* _EXERCISE_:
Format everything in the data from the line containing "Patent image size: (931, 1270)." down to the line containing "The facility 100 is at (417, 1162).", both included, as a Markdown table with the columns Row and Text, giving each line a row number and leaving out blank lines.

--------------------------------------------------

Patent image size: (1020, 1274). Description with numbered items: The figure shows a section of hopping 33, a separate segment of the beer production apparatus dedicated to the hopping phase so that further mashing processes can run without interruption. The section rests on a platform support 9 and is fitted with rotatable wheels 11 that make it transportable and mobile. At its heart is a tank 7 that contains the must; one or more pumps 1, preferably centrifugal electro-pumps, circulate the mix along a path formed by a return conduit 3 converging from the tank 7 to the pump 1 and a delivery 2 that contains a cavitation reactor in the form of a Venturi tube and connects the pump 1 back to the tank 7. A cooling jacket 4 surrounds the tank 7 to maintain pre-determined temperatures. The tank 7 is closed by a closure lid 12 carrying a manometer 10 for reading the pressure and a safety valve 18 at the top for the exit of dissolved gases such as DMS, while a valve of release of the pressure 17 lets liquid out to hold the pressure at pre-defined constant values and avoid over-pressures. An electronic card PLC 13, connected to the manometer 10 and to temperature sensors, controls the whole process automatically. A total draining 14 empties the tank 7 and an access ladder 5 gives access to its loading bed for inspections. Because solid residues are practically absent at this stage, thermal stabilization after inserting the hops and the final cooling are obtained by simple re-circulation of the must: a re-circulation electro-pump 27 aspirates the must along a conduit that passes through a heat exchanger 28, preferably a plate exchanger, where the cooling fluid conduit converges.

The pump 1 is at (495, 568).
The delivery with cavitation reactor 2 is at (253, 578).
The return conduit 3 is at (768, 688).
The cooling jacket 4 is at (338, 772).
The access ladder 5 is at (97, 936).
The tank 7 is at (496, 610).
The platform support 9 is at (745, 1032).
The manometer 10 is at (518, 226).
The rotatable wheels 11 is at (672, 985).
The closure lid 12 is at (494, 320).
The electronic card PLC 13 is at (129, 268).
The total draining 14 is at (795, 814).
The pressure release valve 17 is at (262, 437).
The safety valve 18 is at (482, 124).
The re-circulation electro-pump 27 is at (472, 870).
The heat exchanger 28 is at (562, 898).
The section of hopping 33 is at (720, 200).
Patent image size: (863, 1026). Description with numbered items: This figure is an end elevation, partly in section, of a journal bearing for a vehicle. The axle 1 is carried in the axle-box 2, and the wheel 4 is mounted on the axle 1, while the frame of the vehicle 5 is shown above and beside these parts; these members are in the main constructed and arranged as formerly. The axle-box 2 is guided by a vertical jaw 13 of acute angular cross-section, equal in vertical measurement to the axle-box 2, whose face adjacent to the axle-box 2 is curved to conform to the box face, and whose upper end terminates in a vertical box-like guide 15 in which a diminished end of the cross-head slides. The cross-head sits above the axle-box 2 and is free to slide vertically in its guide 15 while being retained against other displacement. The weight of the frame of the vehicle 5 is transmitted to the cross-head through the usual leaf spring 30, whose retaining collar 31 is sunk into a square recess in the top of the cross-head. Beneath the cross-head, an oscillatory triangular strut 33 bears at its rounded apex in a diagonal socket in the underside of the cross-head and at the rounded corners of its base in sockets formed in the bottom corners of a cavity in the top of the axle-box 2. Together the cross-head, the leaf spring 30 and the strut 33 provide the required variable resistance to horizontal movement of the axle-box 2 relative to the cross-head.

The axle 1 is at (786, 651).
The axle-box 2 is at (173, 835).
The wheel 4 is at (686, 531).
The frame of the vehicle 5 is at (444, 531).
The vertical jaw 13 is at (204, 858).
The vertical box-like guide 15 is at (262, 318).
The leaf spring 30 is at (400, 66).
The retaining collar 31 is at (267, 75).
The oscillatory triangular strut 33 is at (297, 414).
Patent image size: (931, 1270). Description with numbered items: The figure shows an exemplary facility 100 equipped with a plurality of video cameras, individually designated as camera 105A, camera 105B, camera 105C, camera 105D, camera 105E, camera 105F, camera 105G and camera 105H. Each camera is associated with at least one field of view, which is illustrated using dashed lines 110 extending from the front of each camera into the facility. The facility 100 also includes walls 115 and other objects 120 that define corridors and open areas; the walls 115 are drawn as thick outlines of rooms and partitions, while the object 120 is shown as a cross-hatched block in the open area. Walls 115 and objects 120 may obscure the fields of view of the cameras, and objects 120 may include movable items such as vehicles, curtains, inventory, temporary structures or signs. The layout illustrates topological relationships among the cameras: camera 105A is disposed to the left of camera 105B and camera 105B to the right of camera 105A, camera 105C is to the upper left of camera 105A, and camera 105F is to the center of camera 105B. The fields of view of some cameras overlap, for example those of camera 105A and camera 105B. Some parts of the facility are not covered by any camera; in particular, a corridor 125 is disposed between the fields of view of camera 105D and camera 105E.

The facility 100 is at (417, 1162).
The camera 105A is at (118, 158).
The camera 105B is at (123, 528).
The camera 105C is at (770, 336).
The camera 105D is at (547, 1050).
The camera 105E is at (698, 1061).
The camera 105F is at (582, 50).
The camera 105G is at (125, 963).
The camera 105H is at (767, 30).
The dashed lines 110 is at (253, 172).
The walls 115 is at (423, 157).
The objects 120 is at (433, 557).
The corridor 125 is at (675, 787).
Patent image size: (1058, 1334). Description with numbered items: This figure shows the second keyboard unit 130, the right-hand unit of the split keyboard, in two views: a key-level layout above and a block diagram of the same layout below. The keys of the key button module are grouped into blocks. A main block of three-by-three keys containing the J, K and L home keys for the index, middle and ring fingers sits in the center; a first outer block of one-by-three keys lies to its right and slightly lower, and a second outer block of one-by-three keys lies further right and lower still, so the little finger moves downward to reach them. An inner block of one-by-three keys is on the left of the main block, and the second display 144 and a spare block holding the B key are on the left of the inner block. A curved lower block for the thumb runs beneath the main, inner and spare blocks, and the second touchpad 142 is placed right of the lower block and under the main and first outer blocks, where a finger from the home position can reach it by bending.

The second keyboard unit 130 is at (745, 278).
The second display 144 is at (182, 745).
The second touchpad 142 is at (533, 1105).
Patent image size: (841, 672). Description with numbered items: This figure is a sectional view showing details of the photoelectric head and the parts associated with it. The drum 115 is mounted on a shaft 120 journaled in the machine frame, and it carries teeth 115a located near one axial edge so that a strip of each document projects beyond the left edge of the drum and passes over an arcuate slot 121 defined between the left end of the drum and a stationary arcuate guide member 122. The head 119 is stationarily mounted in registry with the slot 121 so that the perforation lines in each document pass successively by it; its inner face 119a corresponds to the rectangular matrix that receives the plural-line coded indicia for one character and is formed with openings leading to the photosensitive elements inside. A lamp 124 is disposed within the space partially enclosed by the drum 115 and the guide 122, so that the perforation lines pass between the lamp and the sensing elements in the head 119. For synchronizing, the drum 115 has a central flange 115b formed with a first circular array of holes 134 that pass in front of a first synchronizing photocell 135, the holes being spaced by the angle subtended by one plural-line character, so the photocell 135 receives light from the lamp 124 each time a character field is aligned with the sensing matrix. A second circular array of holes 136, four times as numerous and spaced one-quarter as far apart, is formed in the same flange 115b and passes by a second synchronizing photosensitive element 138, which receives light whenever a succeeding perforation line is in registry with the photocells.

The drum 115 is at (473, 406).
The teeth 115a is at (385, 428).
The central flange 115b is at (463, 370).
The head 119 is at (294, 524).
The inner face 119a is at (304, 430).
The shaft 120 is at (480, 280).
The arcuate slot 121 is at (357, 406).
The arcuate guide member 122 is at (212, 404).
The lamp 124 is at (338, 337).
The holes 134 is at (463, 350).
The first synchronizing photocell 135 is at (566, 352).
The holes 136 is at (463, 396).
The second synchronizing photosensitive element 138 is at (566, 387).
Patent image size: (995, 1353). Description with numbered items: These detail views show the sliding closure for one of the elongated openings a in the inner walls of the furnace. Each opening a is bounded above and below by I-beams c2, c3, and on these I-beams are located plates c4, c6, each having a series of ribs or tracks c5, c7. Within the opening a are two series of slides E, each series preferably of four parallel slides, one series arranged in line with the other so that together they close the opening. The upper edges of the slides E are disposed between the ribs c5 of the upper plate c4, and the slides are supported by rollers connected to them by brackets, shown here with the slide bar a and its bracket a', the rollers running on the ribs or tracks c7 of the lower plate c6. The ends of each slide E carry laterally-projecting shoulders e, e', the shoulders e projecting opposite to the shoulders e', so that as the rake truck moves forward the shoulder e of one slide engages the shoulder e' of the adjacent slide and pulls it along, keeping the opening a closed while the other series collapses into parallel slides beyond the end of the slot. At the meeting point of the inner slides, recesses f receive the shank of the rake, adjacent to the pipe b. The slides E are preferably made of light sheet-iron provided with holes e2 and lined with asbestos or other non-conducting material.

--------------------------------------------------

* _EXERCISE OUTPUT_:
| Row | Text |
|---|---|
| 1 | Patent image size: (931, 1270). Description with numbered items: The figure shows an exemplary facility 100 equipped with a plurality of video cameras, individually designated as camera 105A, camera 105B, camera 105C, camera 105D, camera 105E, camera 105F, camera 105G and camera 105H. Each camera is associated with at least one field of view, which is illustrated using dashed lines 110 extending from the front of each camera into the facility. The facility 100 also includes walls 115 and other objects 120 that define corridors and open areas; the walls 115 are drawn as thick outlines of rooms and partitions, while the object 120 is shown as a cross-hatched block in the open area. Walls 115 and objects 120 may obscure the fields of view of the cameras, and objects 120 may include movable items such as vehicles, curtains, inventory, temporary structures or signs. The layout illustrates topological relationships among the cameras: camera 105A is disposed to the left of camera 105B and camera 105B to the right of camera 105A, camera 105C is to the upper left of camera 105A, and camera 105F is to the center of camera 105B. The fields of view of some cameras overlap, for example those of camera 105A and camera 105B. Some parts of the facility are not covered by any camera; in particular, a corridor 125 is disposed between the fields of view of camera 105D and camera 105E. |
| 2 | The facility 100 is at (417, 1162). |